■ The task
Can you retype every record below exactly as written?
***** Working data
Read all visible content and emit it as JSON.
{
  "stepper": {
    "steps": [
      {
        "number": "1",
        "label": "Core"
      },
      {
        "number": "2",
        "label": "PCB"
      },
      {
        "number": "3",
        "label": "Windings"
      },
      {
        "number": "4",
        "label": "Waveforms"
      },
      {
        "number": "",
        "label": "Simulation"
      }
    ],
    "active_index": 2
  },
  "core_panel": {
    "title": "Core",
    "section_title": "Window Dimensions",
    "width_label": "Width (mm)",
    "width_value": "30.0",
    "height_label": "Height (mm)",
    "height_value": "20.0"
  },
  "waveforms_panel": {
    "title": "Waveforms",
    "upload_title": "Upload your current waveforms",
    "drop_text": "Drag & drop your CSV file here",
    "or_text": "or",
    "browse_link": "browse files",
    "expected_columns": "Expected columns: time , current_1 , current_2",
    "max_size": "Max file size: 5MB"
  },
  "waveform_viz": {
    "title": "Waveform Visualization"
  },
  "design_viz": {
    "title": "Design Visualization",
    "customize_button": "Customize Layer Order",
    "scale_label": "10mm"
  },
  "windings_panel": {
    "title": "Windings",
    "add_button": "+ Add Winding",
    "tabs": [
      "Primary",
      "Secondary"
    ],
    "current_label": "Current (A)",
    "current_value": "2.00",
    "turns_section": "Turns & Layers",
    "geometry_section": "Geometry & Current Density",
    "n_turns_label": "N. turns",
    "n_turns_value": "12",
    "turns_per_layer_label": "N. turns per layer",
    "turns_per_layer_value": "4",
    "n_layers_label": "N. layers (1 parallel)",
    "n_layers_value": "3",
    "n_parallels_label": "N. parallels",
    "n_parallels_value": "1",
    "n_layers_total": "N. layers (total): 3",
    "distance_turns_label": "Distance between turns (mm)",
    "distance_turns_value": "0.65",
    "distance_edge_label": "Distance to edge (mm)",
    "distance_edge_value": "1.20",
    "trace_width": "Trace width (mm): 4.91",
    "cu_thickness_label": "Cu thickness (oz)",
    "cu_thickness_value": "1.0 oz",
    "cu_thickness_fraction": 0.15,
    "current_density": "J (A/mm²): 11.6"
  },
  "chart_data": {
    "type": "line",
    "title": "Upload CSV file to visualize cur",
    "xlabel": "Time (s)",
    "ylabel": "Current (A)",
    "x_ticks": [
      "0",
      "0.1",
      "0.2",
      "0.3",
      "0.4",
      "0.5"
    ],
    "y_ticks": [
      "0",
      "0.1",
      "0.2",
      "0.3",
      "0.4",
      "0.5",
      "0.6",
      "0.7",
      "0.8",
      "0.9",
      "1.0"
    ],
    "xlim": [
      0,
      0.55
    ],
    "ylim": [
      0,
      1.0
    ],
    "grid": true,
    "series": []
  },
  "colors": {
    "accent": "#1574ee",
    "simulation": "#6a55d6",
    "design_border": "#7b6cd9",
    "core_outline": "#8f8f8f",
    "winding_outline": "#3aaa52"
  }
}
**********
■ Expected answer
Read all visible content and emit it as JSON.
{
  "stepper": {
    "steps": [
      {
        "number": "1",
        "label": "Core"
      },
      {
        "number": "2",
        "label": "PCB"
      },
      {
        "number": "3",
        "label": "Windings"
      },
      {
        "number": "4",
        "label": "Waveforms"
      },
      {
        "number": "",
        "label": "Simulation"
      }
    ],
    "active_index": 2
  },
  "core_panel": {
    "title": "Core",
    "section_title": "Window Dimensions",
    "width_label": "Width (mm)",
    "width_value": "30.0",
    "height_label": "Height (mm)",
    "height_value": "20.0"
  },
  "waveforms_panel": {
    "title": "Waveforms",
    "upload_title": "Upload your current waveforms",
    "drop_text": "Drag & drop your CSV file here",
    "or_text": "or",
    "browse_link": "browse files",
    "expected_columns": "Expected columns: time , current_1 , current_2",
    "max_size": "Max file size: 5MB"
  },
  "waveform_viz": {
    "title": "Waveform Visualization"
  },
  "design_viz": {
    "title": "Design Visualization",
    "customize_button": "Customize Layer Order",
    "scale_label": "10mm"
  },
  "windings_panel": {
    "title": "Windings",
    "add_button": "+ Add Winding",
    "tabs": [
      "Primary",
      "Secondary"
    ],
    "current_label": "Current (A)",
    "current_value": "2.00",
    "turns_section": "Turns & Layers",
    "geometry_section": "Geometry & Current Density",
    "n_turns_label": "N. turns",
    "n_turns_value": "12",
    "turns_per_layer_label": "N. turns per layer",
    "turns_per_layer_value": "4",
    "n_layers_label": "N. layers (1 parallel)",
    "n_layers_value": "3",
    "n_parallels_label": "N. parallels",
    "n_parallels_value": "1",
    "n_layers_total": "N. layers (total): 3",
    "distance_turns_label": "Distance between turns (mm)",
    "distance_turns_value": "0.65",
    "distance_edge_label": "Distance to edge (mm)",
    "distance_edge_value": "1.20",
    "trace_width": "Trace width (mm): 4.91",
    "cu_thickness_label": "Cu thickness (oz)",
    "cu_thickness_value": "1.0 oz",
    "cu_thickness_fraction": 0.15,
    "current_density": "J (A/mm²): 11.6"
  },
  "chart_data": {
    "type": "line",
    "title": "Upload CSV file to visualize cur",
    "xlabel": "Time (s)",
    "ylabel": "Current (A)",
    "x_ticks": [
      "0",
      "0.1",
      "0.2",
      "0.3",
      "0.4",
      "0.5"
    ],
    "y_ticks": [
      "0",
      "0.1",
      "0.2",
      "0.3",
      "0.4",
      "0.5",
      "0.6",
      "0.7",
      "0.8",
      "0.9",
      "1.0"
    ],
    "xlim": [
      0,
      0.55
    ],
    "ylim": [
      0,
      1.0
    ],
    "grid": true,
    "series": []
  },
  "colors": {
    "accent": "#1574ee",
    "simulation": "#6a55d6",
    "design_border": "#7b6cd9",
    "core_outline": "#8f8f8f",
    "winding_outline": "#3aaa52"
  }
}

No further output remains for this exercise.